## Input data
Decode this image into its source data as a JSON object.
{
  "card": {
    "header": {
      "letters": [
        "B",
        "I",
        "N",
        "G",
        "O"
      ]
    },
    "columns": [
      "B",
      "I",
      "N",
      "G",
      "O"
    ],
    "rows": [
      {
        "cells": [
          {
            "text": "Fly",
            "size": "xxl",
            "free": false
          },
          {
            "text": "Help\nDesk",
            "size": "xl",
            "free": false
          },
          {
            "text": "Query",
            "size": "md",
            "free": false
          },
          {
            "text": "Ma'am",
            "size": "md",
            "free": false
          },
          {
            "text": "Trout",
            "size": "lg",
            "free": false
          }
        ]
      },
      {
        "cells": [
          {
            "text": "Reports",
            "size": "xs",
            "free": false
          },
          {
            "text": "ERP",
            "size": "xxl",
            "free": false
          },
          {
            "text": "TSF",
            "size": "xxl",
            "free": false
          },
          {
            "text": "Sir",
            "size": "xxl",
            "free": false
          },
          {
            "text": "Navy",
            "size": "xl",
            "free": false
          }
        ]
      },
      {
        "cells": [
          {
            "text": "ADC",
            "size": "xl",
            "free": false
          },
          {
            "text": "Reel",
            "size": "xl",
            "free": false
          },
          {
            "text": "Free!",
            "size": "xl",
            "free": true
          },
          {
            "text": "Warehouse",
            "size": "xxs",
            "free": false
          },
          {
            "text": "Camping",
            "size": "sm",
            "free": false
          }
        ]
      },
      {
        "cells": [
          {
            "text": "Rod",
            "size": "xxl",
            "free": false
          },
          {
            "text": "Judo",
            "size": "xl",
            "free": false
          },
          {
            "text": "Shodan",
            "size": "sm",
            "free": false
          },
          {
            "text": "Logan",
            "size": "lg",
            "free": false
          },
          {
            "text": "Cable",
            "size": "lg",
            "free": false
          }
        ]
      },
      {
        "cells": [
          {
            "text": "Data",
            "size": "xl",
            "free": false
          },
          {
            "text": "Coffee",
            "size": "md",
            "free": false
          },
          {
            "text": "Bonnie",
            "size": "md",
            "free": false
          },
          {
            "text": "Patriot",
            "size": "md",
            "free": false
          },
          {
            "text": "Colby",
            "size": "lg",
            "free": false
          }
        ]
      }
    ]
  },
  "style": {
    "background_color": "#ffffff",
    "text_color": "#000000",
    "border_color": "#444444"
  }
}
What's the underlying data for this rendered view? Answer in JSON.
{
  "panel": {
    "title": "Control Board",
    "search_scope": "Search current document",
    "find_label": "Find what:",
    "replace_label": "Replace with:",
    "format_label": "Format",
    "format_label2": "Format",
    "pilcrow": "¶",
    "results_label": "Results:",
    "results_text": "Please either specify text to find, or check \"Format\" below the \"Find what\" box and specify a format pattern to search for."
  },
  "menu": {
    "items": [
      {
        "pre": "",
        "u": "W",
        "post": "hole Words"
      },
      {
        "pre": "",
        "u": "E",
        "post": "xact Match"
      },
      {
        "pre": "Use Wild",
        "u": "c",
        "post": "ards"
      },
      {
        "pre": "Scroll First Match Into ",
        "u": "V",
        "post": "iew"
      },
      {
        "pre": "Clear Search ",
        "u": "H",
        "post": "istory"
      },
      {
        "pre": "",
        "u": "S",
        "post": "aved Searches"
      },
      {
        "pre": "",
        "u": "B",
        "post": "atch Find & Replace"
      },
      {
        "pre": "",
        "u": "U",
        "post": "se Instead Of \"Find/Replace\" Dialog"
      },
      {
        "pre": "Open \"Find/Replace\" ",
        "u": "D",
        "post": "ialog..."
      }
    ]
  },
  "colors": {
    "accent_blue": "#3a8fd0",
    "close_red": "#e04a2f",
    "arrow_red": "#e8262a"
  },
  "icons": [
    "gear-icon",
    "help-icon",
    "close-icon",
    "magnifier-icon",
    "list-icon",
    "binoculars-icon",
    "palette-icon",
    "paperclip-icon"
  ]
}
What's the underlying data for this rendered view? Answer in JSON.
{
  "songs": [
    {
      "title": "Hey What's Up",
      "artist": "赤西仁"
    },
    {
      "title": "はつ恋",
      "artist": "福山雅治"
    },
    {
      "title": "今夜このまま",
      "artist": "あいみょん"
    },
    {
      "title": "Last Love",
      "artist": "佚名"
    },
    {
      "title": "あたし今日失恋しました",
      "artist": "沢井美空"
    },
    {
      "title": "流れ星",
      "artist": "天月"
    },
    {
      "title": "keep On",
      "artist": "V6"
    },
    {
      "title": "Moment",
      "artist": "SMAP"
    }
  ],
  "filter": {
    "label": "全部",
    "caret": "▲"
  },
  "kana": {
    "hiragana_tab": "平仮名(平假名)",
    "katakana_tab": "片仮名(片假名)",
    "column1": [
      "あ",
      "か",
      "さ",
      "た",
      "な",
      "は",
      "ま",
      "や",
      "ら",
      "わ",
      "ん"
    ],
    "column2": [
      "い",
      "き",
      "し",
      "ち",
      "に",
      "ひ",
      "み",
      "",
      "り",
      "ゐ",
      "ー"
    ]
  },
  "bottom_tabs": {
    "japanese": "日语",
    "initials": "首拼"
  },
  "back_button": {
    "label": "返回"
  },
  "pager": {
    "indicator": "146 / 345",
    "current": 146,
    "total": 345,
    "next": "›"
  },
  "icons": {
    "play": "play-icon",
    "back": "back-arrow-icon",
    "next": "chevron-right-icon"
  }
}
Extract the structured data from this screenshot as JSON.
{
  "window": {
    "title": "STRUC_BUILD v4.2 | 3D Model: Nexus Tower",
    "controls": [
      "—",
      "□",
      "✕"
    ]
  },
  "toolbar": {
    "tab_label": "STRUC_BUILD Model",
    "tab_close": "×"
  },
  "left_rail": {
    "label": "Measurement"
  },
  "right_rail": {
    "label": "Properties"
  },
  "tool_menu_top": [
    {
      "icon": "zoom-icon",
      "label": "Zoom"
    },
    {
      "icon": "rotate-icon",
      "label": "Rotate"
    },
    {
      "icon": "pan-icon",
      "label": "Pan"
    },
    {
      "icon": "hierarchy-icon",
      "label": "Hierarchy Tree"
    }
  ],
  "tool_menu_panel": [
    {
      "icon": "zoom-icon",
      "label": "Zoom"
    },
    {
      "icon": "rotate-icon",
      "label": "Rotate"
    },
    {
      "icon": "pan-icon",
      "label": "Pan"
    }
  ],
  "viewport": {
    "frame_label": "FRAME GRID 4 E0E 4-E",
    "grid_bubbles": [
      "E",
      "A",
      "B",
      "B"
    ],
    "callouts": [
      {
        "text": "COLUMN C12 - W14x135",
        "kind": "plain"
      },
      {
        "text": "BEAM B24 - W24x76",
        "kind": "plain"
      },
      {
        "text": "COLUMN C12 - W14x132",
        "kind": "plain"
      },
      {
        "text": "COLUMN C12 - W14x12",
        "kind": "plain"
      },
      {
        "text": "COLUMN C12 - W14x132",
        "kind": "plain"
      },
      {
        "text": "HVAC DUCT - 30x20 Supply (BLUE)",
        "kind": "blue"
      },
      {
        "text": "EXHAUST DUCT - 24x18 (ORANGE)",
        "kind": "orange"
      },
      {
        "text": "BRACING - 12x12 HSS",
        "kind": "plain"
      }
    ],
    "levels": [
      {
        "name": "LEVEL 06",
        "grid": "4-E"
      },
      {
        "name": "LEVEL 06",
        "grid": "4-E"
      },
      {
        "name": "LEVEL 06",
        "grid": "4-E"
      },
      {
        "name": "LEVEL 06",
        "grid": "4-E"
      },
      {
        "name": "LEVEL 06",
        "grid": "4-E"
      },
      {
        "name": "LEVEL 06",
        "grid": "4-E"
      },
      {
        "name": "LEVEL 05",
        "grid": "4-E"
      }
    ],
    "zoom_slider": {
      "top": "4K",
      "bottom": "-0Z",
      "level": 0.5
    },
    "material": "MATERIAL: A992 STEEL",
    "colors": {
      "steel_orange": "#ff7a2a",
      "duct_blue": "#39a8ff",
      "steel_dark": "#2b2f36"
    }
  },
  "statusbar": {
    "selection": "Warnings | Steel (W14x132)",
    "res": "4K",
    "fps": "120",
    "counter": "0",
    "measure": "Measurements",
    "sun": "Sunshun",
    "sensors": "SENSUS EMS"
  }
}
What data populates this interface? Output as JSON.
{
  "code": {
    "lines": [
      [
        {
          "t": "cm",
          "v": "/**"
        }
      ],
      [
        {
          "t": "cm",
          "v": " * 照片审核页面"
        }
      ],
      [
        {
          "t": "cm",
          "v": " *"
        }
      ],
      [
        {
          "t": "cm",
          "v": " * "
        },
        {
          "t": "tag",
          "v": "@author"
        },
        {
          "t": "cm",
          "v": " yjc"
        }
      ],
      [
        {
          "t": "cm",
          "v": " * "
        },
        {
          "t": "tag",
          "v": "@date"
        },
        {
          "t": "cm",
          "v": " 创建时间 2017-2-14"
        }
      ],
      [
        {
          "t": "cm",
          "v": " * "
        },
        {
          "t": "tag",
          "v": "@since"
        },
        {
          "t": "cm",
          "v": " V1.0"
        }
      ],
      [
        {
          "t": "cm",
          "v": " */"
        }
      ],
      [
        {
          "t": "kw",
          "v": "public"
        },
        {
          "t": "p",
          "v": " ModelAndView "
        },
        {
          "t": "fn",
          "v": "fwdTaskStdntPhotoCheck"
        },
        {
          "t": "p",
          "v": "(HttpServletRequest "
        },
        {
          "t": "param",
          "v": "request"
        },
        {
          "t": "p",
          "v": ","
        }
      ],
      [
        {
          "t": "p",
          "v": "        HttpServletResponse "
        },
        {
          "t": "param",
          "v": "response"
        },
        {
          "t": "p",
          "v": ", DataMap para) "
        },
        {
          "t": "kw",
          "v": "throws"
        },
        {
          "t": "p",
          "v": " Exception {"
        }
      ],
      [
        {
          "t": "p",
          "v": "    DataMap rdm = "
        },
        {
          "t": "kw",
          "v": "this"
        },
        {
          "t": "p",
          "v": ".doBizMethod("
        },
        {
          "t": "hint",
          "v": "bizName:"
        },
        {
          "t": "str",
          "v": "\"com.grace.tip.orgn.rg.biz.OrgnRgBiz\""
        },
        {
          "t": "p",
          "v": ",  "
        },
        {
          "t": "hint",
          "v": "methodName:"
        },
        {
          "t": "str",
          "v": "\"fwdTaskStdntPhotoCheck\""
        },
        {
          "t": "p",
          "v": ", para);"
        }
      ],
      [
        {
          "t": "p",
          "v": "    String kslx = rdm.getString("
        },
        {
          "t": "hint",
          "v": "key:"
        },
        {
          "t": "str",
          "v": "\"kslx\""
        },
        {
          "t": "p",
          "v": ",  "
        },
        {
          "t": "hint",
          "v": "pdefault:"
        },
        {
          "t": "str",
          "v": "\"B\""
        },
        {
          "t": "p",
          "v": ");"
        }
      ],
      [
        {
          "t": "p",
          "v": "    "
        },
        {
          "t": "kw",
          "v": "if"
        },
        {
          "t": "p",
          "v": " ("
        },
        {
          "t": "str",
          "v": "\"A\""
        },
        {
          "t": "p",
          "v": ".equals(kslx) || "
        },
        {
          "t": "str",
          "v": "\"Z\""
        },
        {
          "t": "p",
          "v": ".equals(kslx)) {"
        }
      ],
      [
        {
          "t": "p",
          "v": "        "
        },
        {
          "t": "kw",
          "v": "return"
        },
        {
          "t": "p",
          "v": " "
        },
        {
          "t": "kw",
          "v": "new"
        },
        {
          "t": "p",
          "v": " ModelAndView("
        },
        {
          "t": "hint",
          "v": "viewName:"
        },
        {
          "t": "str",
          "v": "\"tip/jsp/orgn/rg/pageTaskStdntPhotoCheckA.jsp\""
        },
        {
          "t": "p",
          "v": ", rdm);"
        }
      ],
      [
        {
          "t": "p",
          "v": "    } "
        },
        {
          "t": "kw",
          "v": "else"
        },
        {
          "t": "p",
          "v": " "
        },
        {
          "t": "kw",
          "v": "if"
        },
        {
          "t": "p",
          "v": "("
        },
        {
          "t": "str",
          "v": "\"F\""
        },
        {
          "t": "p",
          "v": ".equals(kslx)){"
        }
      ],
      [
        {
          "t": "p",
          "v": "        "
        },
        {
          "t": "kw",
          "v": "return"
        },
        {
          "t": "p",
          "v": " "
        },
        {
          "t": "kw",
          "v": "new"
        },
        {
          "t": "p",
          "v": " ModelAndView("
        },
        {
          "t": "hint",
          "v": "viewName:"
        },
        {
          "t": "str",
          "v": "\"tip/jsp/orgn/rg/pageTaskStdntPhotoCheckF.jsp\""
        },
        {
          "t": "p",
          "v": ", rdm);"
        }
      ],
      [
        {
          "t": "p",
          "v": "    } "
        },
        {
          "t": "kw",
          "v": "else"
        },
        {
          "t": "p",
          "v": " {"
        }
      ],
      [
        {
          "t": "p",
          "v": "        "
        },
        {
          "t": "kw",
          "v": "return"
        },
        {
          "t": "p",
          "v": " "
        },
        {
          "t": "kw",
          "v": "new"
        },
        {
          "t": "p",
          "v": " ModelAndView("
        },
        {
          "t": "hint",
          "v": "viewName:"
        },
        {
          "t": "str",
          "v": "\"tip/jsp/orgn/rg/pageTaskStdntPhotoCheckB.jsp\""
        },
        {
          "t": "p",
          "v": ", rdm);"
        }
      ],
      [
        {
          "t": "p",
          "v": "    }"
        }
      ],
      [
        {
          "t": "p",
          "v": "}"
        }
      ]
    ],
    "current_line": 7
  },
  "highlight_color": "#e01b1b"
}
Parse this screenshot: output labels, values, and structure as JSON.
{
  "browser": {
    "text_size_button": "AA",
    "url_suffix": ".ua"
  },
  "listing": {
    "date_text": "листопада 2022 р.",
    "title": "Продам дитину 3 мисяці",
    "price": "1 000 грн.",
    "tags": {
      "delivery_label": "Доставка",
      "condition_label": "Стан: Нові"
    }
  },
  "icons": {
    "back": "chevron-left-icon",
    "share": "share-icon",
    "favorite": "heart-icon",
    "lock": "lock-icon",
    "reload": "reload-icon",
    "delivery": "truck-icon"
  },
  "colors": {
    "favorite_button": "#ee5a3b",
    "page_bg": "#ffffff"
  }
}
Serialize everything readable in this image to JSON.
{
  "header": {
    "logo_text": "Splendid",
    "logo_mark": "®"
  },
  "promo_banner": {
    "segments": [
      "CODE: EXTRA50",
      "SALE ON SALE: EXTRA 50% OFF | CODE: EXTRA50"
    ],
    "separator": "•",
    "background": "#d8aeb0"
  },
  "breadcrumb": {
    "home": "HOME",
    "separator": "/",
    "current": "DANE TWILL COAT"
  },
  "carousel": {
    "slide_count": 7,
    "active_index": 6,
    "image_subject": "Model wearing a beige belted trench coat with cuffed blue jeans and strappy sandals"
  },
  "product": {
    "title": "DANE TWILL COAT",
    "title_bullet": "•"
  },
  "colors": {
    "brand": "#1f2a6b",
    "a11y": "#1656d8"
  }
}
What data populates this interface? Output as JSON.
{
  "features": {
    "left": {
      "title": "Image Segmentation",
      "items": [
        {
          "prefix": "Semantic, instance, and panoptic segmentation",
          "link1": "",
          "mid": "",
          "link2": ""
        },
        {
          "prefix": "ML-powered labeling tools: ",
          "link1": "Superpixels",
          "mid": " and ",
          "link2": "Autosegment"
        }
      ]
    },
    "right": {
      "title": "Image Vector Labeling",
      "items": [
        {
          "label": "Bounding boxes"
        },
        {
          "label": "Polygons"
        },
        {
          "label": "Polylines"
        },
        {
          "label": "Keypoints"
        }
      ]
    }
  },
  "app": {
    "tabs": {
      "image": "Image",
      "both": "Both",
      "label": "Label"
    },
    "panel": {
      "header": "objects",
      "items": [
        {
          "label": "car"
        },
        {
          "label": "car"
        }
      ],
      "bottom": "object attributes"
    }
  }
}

## Exercise objective
Pull every line holding "orgn" out of the records.

## Solution to the exercise
          "v": "\"com.grace.tip.orgn.rg.biz.OrgnRgBiz\""
          "v": "\"tip/jsp/orgn/rg/pageTaskStdntPhotoCheckA.jsp\""
          "v": "\"tip/jsp/orgn/rg/pageTaskStdntPhotoCheckF.jsp\""
          "v": "\"tip/jsp/orgn/rg/pageTaskStdntPhotoCheckB.jsp\""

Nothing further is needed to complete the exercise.